▶ **Given instruction**:
Write the data out again, character for character, with no images.

## start Records for processing

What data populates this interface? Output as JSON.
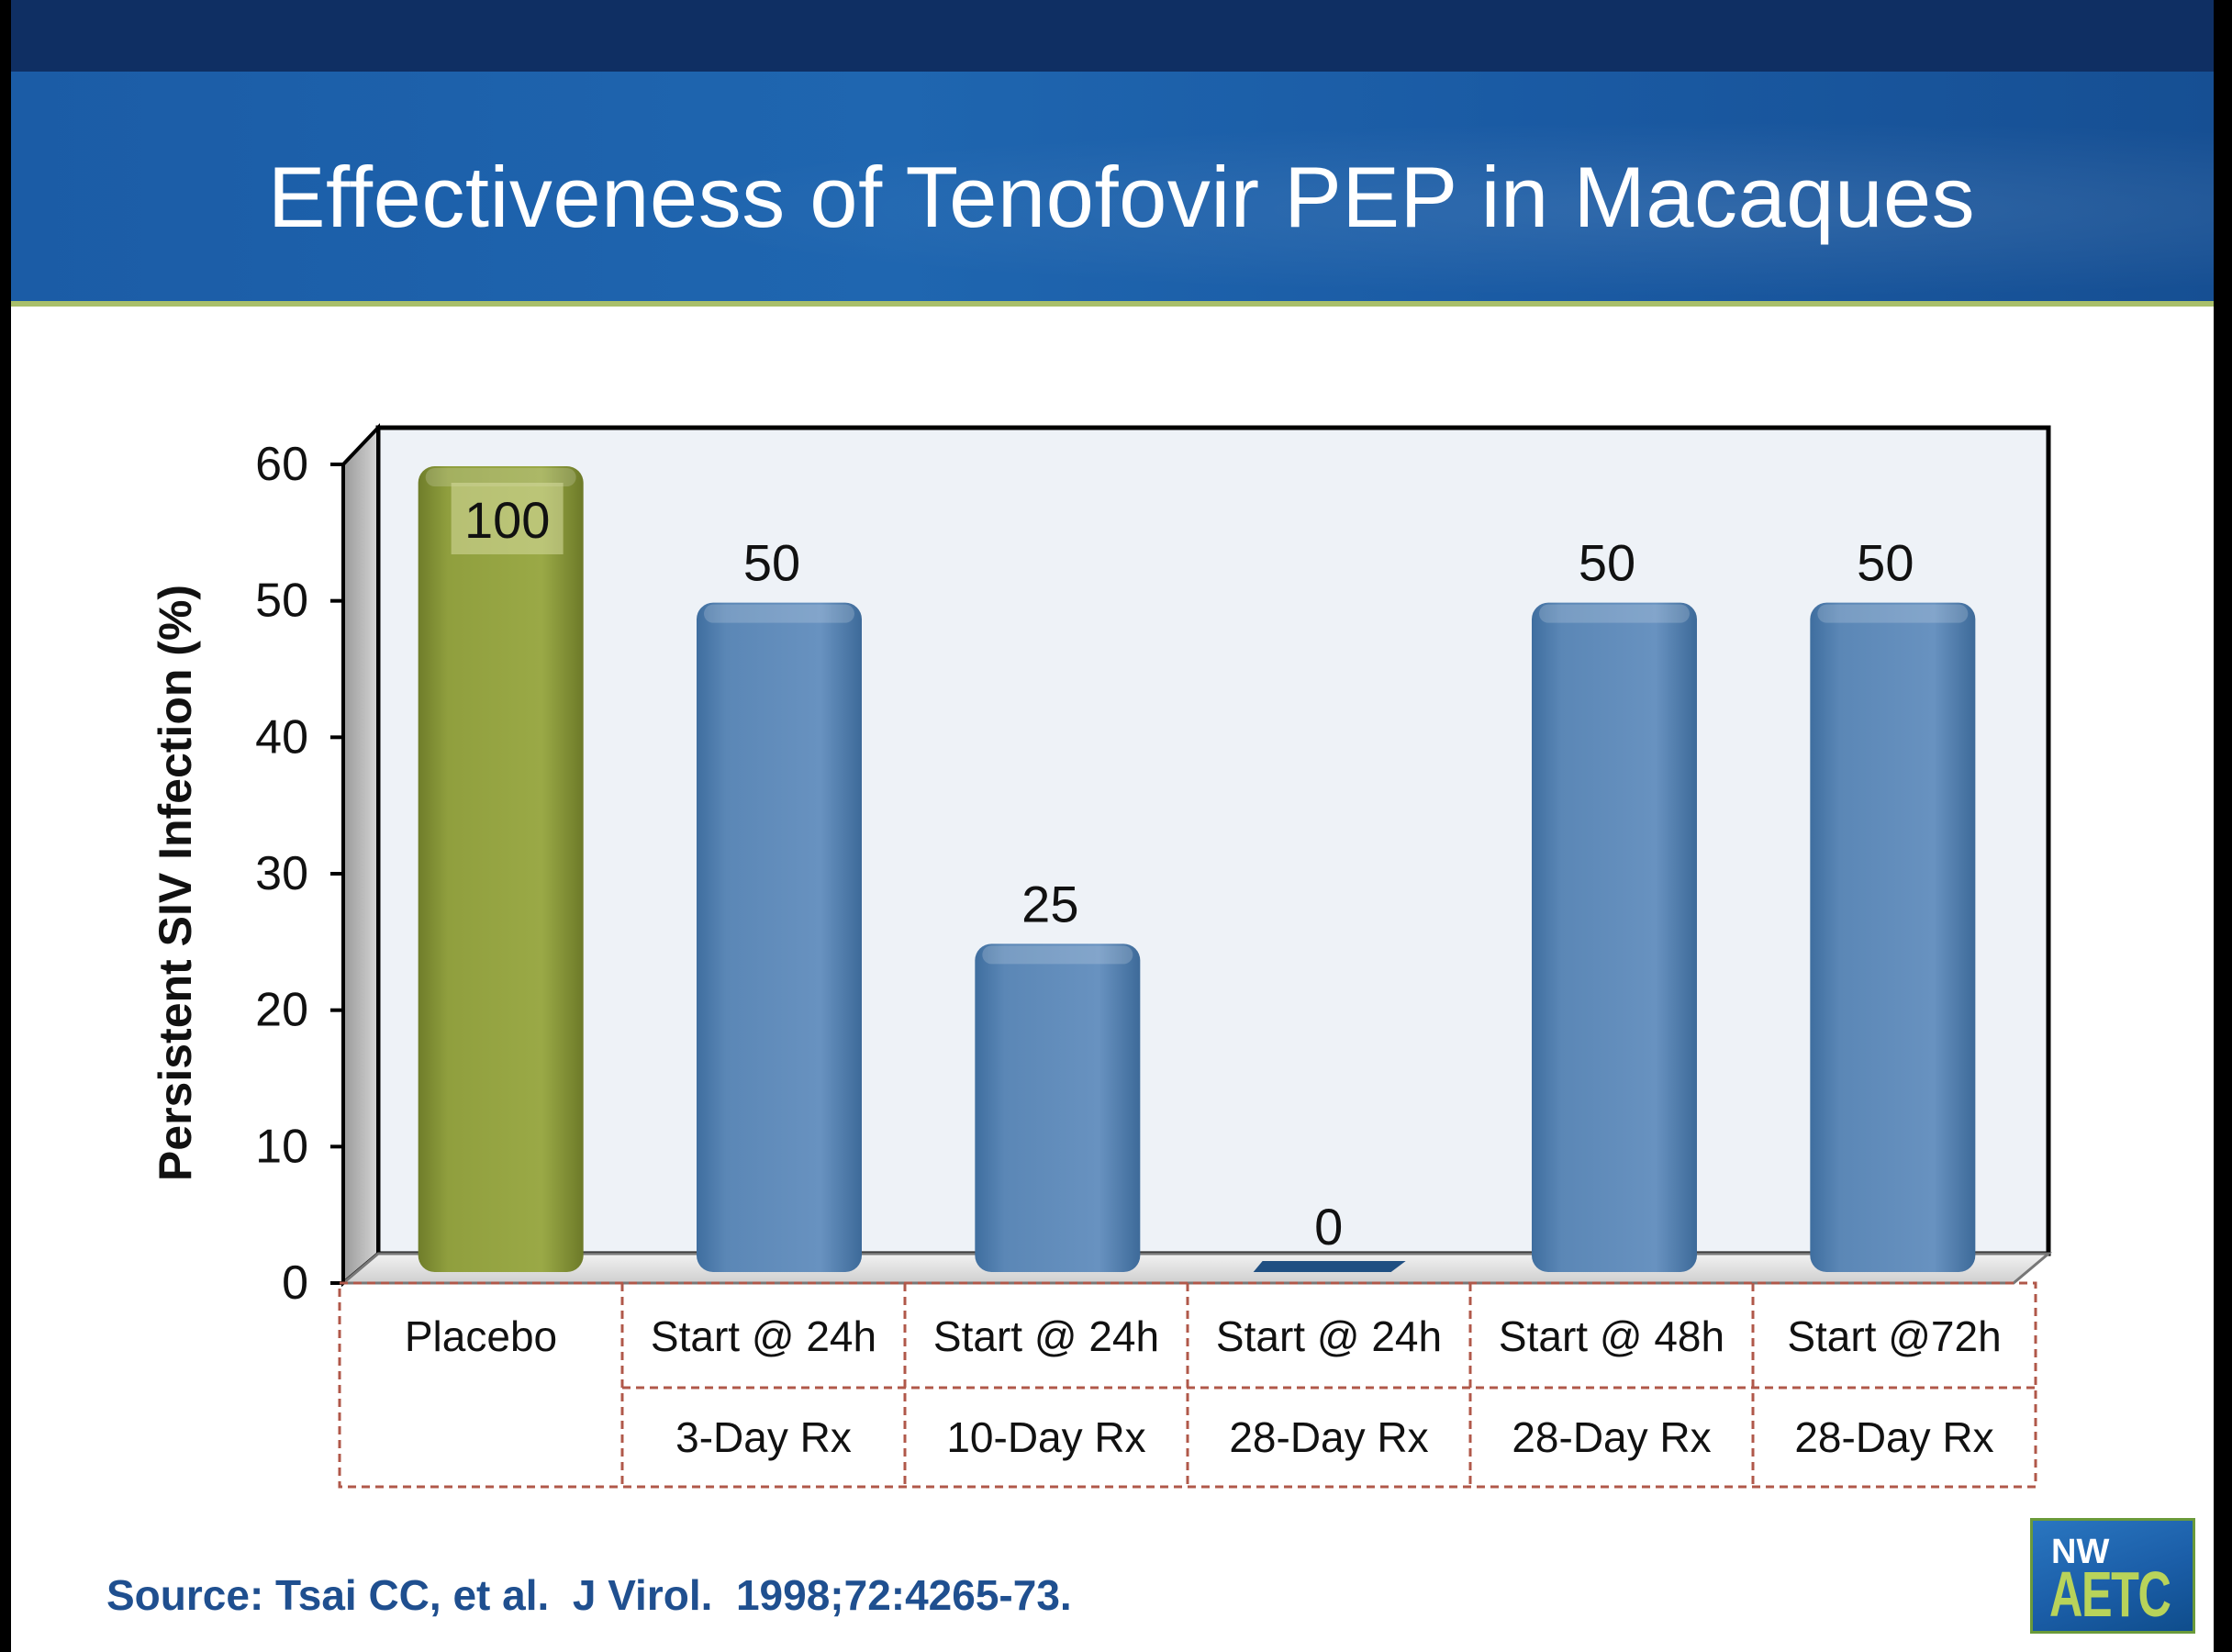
{
  "slide": {
    "title": "Effectiveness of Tenofovir PEP in Macaques",
    "source": "Source: Tsai CC, et al.  J Virol.  1998;72:4265-73.",
    "logo": {
      "top": "NW",
      "bottom": "AETC"
    }
  },
  "colors": {
    "header_dark": "#0f2f63",
    "header_band": "#1b5ca6",
    "header_rule": "#a9bf6a",
    "placebo_bar": "#8f9e3c",
    "treatment_bar": "#5b87b6",
    "zero_bar": "#1f4f82",
    "plot_background": "#eef2f7",
    "source_text": "#1f4f8f",
    "table_border": "#b0584a"
  },
  "chart_data": {
    "type": "bar",
    "ylabel": "Persistent SIV Infection (%)",
    "xlabel": "",
    "ylim": [
      0,
      60
    ],
    "yticks": [
      0,
      10,
      20,
      30,
      40,
      50,
      60
    ],
    "grid": false,
    "style": "3d",
    "categories": [
      {
        "line1": "Placebo",
        "line2": ""
      },
      {
        "line1": "Start @ 24h",
        "line2": "3-Day Rx"
      },
      {
        "line1": "Start @ 24h",
        "line2": "10-Day Rx"
      },
      {
        "line1": "Start @ 24h",
        "line2": "28-Day Rx"
      },
      {
        "line1": "Start @ 48h",
        "line2": "28-Day Rx"
      },
      {
        "line1": "Start @72h",
        "line2": "28-Day Rx"
      }
    ],
    "values": [
      100,
      50,
      25,
      0,
      50,
      50
    ],
    "data_labels": [
      "100",
      "50",
      "25",
      "0",
      "50",
      "50"
    ],
    "bar_colors": [
      "#8f9e3c",
      "#5b87b6",
      "#5b87b6",
      "#1f4f82",
      "#5b87b6",
      "#5b87b6"
    ]
  }
}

## end Records for processing

▶ **Result for this task**:
What data populates this interface? Output as JSON.
{
  "slide": {
    "title": "Effectiveness of Tenofovir PEP in Macaques",
    "source": "Source: Tsai CC, et al.  J Virol.  1998;72:4265-73.",
    "logo": {
      "top": "NW",
      "bottom": "AETC"
    }
  },
  "colors": {
    "header_dark": "#0f2f63",
    "header_band": "#1b5ca6",
    "header_rule": "#a9bf6a",
    "placebo_bar": "#8f9e3c",
    "treatment_bar": "#5b87b6",
    "zero_bar": "#1f4f82",
    "plot_background": "#eef2f7",
    "source_text": "#1f4f8f",
    "table_border": "#b0584a"
  },
  "chart_data": {
    "type": "bar",
    "ylabel": "Persistent SIV Infection (%)",
    "xlabel": "",
    "ylim": [
      0,
      60
    ],
    "yticks": [
      0,
      10,
      20,
      30,
      40,
      50,
      60
    ],
    "grid": false,
    "style": "3d",
    "categories": [
      {
        "line1": "Placebo",
        "line2": ""
      },
      {
        "line1": "Start @ 24h",
        "line2": "3-Day Rx"
      },
      {
        "line1": "Start @ 24h",
        "line2": "10-Day Rx"
      },
      {
        "line1": "Start @ 24h",
        "line2": "28-Day Rx"
      },
      {
        "line1": "Start @ 48h",
        "line2": "28-Day Rx"
      },
      {
        "line1": "Start @72h",
        "line2": "28-Day Rx"
      }
    ],
    "values": [
      100,
      50,
      25,
      0,
      50,
      50
    ],
    "data_labels": [
      "100",
      "50",
      "25",
      "0",
      "50",
      "50"
    ],
    "bar_colors": [
      "#8f9e3c",
      "#5b87b6",
      "#5b87b6",
      "#1f4f82",
      "#5b87b6",
      "#5b87b6"
    ]
  }
}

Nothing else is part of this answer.